> Dataset records
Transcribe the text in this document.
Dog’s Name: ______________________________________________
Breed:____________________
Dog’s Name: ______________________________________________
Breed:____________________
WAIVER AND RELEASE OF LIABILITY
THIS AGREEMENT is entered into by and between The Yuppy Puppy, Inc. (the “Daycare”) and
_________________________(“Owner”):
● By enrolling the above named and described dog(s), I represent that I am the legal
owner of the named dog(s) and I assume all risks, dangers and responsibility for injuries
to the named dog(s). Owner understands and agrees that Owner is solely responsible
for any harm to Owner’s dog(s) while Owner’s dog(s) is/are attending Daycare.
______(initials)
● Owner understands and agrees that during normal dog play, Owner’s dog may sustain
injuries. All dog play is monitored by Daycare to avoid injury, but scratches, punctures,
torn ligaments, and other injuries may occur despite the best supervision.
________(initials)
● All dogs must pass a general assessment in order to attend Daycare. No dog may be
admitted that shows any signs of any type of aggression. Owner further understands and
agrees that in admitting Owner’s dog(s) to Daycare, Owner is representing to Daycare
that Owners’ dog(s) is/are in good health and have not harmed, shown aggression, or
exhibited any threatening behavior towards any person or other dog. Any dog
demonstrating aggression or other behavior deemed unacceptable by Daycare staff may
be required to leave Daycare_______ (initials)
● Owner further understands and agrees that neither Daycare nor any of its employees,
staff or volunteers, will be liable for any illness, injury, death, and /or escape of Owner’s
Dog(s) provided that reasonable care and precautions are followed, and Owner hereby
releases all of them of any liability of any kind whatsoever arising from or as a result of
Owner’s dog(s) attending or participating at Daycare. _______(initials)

> Exercise brief
Copy down every line of the material above that includes the string "initials".

> Answer to this problem
______(initials)
________(initials)
be required to leave Daycare_______ (initials)
Owner’s dog(s) attending or participating at Daycare. _______(initials)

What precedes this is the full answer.